THE TASK
Look for the word "oblakov" in each line and report the count of matching lines, with nothing added.

Chart and figure data
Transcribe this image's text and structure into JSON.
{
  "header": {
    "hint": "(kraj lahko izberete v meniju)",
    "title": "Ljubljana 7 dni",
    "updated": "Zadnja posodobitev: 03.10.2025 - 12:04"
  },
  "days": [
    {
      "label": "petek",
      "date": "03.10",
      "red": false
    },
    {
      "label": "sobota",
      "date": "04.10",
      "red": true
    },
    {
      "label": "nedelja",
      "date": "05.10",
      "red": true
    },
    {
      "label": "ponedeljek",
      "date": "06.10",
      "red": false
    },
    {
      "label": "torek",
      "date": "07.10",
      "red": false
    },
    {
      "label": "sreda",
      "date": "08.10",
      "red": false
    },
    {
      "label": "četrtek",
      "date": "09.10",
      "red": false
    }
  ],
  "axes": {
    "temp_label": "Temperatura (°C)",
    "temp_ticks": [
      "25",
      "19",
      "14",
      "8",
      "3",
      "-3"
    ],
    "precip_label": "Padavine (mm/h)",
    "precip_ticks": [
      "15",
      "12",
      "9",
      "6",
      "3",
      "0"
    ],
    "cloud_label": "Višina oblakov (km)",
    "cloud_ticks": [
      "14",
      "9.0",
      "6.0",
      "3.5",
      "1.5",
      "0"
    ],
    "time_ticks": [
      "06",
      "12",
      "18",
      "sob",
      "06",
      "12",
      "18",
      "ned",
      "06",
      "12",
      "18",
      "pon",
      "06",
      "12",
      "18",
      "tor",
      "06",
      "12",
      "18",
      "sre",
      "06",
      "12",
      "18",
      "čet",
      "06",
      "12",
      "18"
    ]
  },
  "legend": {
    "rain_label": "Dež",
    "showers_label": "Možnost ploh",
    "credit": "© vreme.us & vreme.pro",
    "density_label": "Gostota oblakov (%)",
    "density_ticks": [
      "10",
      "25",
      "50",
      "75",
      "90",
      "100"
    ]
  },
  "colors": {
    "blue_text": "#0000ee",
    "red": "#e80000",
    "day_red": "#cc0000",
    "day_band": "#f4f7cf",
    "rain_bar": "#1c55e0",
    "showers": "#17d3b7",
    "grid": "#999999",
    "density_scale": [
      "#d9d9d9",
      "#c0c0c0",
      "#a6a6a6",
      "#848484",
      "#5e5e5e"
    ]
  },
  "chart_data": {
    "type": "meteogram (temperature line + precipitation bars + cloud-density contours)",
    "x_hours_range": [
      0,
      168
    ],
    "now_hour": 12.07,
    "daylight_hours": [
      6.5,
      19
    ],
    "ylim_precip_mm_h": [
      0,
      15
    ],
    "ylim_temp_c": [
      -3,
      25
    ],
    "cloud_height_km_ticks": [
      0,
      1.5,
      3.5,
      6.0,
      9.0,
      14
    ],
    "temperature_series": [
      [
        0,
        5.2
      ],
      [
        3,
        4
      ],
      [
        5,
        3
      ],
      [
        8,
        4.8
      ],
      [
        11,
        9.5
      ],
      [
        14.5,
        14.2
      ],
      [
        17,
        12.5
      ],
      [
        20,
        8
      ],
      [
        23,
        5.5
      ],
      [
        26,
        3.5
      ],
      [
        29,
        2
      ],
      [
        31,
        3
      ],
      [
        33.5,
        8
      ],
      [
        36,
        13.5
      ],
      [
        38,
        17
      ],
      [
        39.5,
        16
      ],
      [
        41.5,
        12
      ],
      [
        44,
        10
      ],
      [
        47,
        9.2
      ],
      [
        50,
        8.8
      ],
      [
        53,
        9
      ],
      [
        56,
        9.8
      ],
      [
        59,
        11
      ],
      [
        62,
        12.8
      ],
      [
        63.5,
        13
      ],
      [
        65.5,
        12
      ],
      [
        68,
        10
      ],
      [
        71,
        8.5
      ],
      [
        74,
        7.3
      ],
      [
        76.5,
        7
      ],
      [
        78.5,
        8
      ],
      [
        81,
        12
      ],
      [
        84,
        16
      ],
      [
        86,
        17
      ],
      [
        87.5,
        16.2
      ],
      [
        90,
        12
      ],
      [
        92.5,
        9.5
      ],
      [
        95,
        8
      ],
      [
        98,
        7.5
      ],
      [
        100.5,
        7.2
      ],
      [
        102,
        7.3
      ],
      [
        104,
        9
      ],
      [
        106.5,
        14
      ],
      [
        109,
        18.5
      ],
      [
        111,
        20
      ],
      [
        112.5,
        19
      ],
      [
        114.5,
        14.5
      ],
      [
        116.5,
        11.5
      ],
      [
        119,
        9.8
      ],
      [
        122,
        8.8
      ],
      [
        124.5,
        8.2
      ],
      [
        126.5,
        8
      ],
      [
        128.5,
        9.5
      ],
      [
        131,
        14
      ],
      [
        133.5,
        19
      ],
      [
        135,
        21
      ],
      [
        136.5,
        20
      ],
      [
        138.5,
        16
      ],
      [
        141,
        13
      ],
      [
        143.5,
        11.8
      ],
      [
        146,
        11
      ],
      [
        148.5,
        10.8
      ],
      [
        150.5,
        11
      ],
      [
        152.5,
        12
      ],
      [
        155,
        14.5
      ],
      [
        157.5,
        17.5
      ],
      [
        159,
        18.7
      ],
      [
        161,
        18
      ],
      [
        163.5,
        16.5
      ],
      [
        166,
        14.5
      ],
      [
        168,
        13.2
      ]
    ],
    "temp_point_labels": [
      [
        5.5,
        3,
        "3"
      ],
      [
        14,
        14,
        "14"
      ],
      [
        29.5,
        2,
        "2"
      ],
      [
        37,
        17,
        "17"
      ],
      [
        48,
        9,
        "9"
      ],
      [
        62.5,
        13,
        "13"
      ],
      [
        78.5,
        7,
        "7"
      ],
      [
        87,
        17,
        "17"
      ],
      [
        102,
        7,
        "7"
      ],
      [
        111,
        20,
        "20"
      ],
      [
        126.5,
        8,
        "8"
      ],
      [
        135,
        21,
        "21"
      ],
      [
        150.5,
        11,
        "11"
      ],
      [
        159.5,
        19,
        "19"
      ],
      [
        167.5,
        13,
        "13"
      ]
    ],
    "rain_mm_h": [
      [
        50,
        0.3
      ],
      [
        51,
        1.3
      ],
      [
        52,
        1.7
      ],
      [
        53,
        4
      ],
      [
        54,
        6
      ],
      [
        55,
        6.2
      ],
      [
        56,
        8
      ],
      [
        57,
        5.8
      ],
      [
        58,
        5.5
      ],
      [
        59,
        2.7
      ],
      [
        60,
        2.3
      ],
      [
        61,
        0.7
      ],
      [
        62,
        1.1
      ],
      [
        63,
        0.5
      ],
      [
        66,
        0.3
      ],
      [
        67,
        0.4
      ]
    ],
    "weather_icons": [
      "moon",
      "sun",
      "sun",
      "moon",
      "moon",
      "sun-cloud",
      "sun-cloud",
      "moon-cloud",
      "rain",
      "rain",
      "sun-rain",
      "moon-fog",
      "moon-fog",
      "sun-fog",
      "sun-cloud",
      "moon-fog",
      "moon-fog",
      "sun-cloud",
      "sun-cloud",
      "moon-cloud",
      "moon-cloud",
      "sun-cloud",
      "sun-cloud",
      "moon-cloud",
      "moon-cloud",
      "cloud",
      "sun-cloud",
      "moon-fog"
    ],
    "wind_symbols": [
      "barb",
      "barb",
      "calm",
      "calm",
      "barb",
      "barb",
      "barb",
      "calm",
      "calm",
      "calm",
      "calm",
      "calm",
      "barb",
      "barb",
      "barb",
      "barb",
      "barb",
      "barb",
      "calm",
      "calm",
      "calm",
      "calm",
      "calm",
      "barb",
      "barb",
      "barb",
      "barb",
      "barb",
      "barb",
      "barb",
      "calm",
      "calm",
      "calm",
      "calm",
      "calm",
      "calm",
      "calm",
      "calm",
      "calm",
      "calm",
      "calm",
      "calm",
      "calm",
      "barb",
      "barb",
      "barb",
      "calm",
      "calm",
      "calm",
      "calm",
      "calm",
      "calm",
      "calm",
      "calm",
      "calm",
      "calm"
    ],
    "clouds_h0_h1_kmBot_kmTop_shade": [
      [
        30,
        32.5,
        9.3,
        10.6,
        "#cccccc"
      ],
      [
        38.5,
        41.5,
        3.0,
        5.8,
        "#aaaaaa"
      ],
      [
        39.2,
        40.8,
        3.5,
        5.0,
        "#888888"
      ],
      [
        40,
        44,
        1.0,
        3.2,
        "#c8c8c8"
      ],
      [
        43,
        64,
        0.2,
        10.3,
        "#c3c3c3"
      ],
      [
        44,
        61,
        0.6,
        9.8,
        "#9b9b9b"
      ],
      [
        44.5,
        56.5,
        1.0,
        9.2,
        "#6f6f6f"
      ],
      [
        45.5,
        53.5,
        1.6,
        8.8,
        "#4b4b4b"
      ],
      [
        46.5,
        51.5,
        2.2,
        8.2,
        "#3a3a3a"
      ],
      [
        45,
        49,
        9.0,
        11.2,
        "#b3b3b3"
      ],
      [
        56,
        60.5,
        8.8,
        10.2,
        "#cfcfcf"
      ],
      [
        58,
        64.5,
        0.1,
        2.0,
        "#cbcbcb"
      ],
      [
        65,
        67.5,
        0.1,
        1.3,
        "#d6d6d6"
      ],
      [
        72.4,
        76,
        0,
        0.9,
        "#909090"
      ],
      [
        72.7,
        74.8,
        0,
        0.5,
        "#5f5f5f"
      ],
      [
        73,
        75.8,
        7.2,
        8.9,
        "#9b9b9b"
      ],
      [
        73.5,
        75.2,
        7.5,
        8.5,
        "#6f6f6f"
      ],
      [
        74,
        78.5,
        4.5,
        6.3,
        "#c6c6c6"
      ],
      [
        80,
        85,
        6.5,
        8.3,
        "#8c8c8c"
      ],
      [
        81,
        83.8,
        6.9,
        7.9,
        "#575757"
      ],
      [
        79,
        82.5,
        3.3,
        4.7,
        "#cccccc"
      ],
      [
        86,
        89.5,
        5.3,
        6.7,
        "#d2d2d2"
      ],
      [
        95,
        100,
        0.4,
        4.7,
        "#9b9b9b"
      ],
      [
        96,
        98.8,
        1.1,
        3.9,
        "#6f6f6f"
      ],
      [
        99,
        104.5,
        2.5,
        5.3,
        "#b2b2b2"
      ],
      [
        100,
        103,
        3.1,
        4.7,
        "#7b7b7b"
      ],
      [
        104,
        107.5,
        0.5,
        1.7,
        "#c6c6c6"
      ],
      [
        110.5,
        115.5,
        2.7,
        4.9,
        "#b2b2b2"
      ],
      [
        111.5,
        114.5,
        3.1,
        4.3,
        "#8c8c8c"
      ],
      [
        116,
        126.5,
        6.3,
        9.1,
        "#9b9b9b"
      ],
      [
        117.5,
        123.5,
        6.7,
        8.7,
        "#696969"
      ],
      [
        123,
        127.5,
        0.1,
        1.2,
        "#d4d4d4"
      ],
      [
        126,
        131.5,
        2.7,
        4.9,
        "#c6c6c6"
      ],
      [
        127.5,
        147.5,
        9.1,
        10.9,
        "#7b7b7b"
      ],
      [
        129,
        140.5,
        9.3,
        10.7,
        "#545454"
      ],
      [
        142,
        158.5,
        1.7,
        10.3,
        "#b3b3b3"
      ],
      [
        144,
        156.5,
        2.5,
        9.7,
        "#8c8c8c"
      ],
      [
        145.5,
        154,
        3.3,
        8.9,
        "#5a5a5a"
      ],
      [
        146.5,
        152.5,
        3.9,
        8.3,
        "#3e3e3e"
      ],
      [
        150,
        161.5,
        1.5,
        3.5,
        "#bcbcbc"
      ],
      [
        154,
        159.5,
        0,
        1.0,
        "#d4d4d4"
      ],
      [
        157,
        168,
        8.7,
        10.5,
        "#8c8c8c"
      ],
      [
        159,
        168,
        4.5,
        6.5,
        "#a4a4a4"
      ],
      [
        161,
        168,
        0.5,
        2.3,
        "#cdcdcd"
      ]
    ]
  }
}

FINAL RESULT
2